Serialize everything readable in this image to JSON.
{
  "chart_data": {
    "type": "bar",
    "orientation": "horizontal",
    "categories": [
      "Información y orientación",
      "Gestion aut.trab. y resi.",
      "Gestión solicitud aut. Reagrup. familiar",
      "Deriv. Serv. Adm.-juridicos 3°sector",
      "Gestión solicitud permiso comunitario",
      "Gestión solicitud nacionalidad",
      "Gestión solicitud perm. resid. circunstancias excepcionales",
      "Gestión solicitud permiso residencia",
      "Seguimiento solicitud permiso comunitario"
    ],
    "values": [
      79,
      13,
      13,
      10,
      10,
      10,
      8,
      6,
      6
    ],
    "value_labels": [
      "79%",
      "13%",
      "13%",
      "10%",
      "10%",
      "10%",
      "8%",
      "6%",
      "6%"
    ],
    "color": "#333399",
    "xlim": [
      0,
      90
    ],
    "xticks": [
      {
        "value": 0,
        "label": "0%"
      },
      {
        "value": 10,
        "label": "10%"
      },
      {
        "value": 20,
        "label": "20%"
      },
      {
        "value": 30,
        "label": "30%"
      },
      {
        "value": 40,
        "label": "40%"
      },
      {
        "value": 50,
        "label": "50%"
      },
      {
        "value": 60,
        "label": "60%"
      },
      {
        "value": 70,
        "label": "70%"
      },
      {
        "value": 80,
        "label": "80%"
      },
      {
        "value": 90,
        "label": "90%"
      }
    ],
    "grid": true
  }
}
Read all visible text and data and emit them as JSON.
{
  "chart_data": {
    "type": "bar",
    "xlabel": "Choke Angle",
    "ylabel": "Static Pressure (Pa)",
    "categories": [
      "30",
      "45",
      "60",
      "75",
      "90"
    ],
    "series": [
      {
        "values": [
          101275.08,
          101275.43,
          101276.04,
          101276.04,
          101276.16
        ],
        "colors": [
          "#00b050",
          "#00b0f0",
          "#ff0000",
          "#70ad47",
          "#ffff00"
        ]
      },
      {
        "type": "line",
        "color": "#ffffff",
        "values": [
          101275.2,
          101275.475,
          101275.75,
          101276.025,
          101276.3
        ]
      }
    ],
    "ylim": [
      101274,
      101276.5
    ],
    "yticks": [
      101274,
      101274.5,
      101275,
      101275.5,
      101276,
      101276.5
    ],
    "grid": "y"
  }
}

┄┄┄┄┄┄┄┄┄┄┄┄┄┄┄┄┄┄┄┄

All of the material above needs to be retyped word for word.

Serialize everything readable in this image to JSON.
{
  "chart_data": {
    "type": "bar",
    "orientation": "horizontal",
    "categories": [
      "Información y orientación",
      "Gestion aut.trab. y resi.",
      "Gestión solicitud aut. Reagrup. familiar",
      "Deriv. Serv. Adm.-juridicos 3°sector",
      "Gestión solicitud permiso comunitario",
      "Gestión solicitud nacionalidad",
      "Gestión solicitud perm. resid. circunstancias excepcionales",
      "Gestión solicitud permiso residencia",
      "Seguimiento solicitud permiso comunitario"
    ],
    "values": [
      79,
      13,
      13,
      10,
      10,
      10,
      8,
      6,
      6
    ],
    "value_labels": [
      "79%",
      "13%",
      "13%",
      "10%",
      "10%",
      "10%",
      "8%",
      "6%",
      "6%"
    ],
    "color": "#333399",
    "xlim": [
      0,
      90
    ],
    "xticks": [
      {
        "value": 0,
        "label": "0%"
      },
      {
        "value": 10,
        "label": "10%"
      },
      {
        "value": 20,
        "label": "20%"
      },
      {
        "value": 30,
        "label": "30%"
      },
      {
        "value": 40,
        "label": "40%"
      },
      {
        "value": 50,
        "label": "50%"
      },
      {
        "value": 60,
        "label": "60%"
      },
      {
        "value": 70,
        "label": "70%"
      },
      {
        "value": 80,
        "label": "80%"
      },
      {
        "value": 90,
        "label": "90%"
      }
    ],
    "grid": true
  }
}
Read all visible text and data and emit them as JSON.
{
  "chart_data": {
    "type": "bar",
    "xlabel": "Choke Angle",
    "ylabel": "Static Pressure (Pa)",
    "categories": [
      "30",
      "45",
      "60",
      "75",
      "90"
    ],
    "series": [
      {
        "values": [
          101275.08,
          101275.43,
          101276.04,
          101276.04,
          101276.16
        ],
        "colors": [
          "#00b050",
          "#00b0f0",
          "#ff0000",
          "#70ad47",
          "#ffff00"
        ]
      },
      {
        "type": "line",
        "color": "#ffffff",
        "values": [
          101275.2,
          101275.475,
          101275.75,
          101276.025,
          101276.3
        ]
      }
    ],
    "ylim": [
      101274,
      101276.5
    ],
    "yticks": [
      101274,
      101274.5,
      101275,
      101275.5,
      101276,
      101276.5
    ],
    "grid": "y"
  }
}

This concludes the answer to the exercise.